Convert the lines from the one containing "Text: PID Controller: PID" through the end of the bounding box lines, both included, into a JSON list of strings, one string per line, omitting blank lines.

Bounding box lines:
****************************************

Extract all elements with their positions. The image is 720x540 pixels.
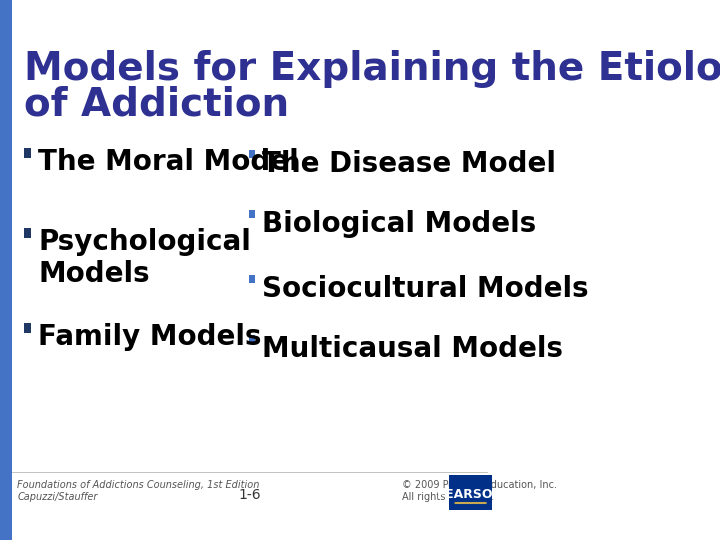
Text: Multicausal Models: Multicausal Models bbox=[262, 335, 563, 363]
Bar bbox=[250, 150, 255, 158]
Text: © 2009 Pearson Education, Inc.: © 2009 Pearson Education, Inc. bbox=[402, 480, 557, 490]
Bar bbox=[250, 210, 255, 218]
FancyBboxPatch shape bbox=[449, 475, 492, 510]
Text: Family Models: Family Models bbox=[38, 323, 261, 351]
Bar bbox=[24, 323, 31, 333]
Text: Sociocultural Models: Sociocultural Models bbox=[262, 275, 588, 303]
Text: All rights reserved.: All rights reserved. bbox=[402, 492, 494, 502]
Bar bbox=[250, 335, 255, 343]
Text: Models for Explaining the Etiology: Models for Explaining the Etiology bbox=[24, 50, 720, 88]
Text: Biological Models: Biological Models bbox=[262, 210, 536, 238]
Text: Psychological
Models: Psychological Models bbox=[38, 228, 251, 288]
Bar bbox=[24, 228, 31, 238]
Text: The Moral Model: The Moral Model bbox=[38, 148, 299, 176]
Text: 1-6: 1-6 bbox=[238, 488, 261, 502]
Text: The Disease Model: The Disease Model bbox=[262, 150, 556, 178]
Bar bbox=[24, 148, 31, 158]
Text: Capuzzi/Stauffer: Capuzzi/Stauffer bbox=[17, 492, 98, 502]
Bar bbox=[0, 0, 12, 540]
Text: PEARSON: PEARSON bbox=[437, 488, 504, 501]
Text: Foundations of Addictions Counseling, 1st Edition: Foundations of Addictions Counseling, 1s… bbox=[17, 480, 260, 490]
Text: of Addiction: of Addiction bbox=[24, 85, 289, 123]
Bar bbox=[250, 275, 255, 283]
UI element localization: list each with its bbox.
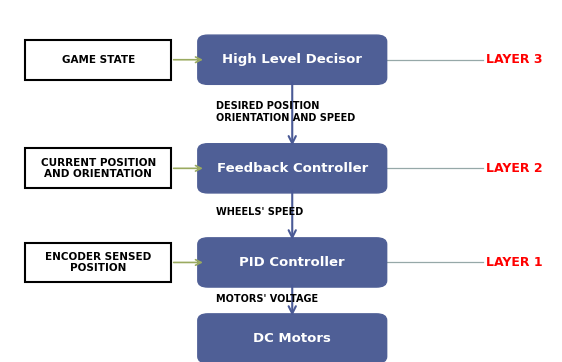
Text: PID Controller: PID Controller xyxy=(239,256,345,269)
Text: Feedback Controller: Feedback Controller xyxy=(216,162,368,175)
Text: DESIRED POSITION
ORIENTATION AND SPEED: DESIRED POSITION ORIENTATION AND SPEED xyxy=(216,101,356,123)
Text: MOTORS' VOLTAGE: MOTORS' VOLTAGE xyxy=(216,294,319,304)
FancyBboxPatch shape xyxy=(25,40,171,80)
Text: LAYER 3: LAYER 3 xyxy=(486,53,543,66)
Text: LAYER 2: LAYER 2 xyxy=(486,162,543,175)
Text: LAYER 1: LAYER 1 xyxy=(486,256,543,269)
Text: DC Motors: DC Motors xyxy=(253,332,331,345)
FancyBboxPatch shape xyxy=(198,238,387,287)
FancyBboxPatch shape xyxy=(198,314,387,362)
Text: ENCODER SENSED
POSITION: ENCODER SENSED POSITION xyxy=(45,252,152,273)
Text: GAME STATE: GAME STATE xyxy=(62,55,135,65)
FancyBboxPatch shape xyxy=(25,243,171,282)
FancyBboxPatch shape xyxy=(198,35,387,84)
Text: WHEELS' SPEED: WHEELS' SPEED xyxy=(216,207,303,217)
FancyBboxPatch shape xyxy=(198,144,387,193)
Text: High Level Decisor: High Level Decisor xyxy=(222,53,362,66)
Text: CURRENT POSITION
AND ORIENTATION: CURRENT POSITION AND ORIENTATION xyxy=(40,157,156,179)
FancyBboxPatch shape xyxy=(25,148,171,188)
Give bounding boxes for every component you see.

****************************************

Solution to the problem:
[
  "Text: PID Controller: PID Controller xyxy=(239,256,345,269)",
  "Text: Feedback Controller: Feedback Controller xyxy=(216,162,368,175)",
  "Text: DESIRED POSITION",
  "ORIENTATION AND SPEED: DESIRED POSITION ORIENTATION AND SPEED xyxy=(216,101,356,123)",
  "Text: MOTORS' VOLTAGE: MOTORS' VOLTAGE xyxy=(216,294,319,304)",
  "FancyBboxPatch shape xyxy=(25,40,171,80)",
  "Text: LAYER 3: LAYER 3 xyxy=(486,53,543,66)",
  "Text: LAYER 2: LAYER 2 xyxy=(486,162,543,175)",
  "Text: LAYER 1: LAYER 1 xyxy=(486,256,543,269)",
  "Text: DC Motors: DC Motors xyxy=(253,332,331,345)",
  "FancyBboxPatch shape xyxy=(198,238,387,287)",
  "FancyBboxPatch shape xyxy=(198,314,387,362)",
  "Text: ENCODER SENSED",
  "POSITION: ENCODER SENSED POSITION xyxy=(45,252,152,273)",
  "Text: GAME STATE: GAME STATE xyxy=(62,55,135,65)",
  "FancyBboxPatch shape xyxy=(25,243,171,282)",
  "FancyBboxPatch shape xyxy=(198,35,387,84)",
  "Text: WHEELS' SPEED: WHEELS' SPEED xyxy=(216,207,303,217)",
  "FancyBboxPatch shape xyxy=(198,144,387,193)",
  "Text: High Level Decisor: High Level Decisor xyxy=(222,53,362,66)",
  "Text: CURRENT POSITION",
  "AND ORIENTATION: CURRENT POSITION AND ORIENTATION xyxy=(40,157,156,179)",
  "FancyBboxPatch shape xyxy=(25,148,171,188)",
  "Give bounding boxes for every component you see."
]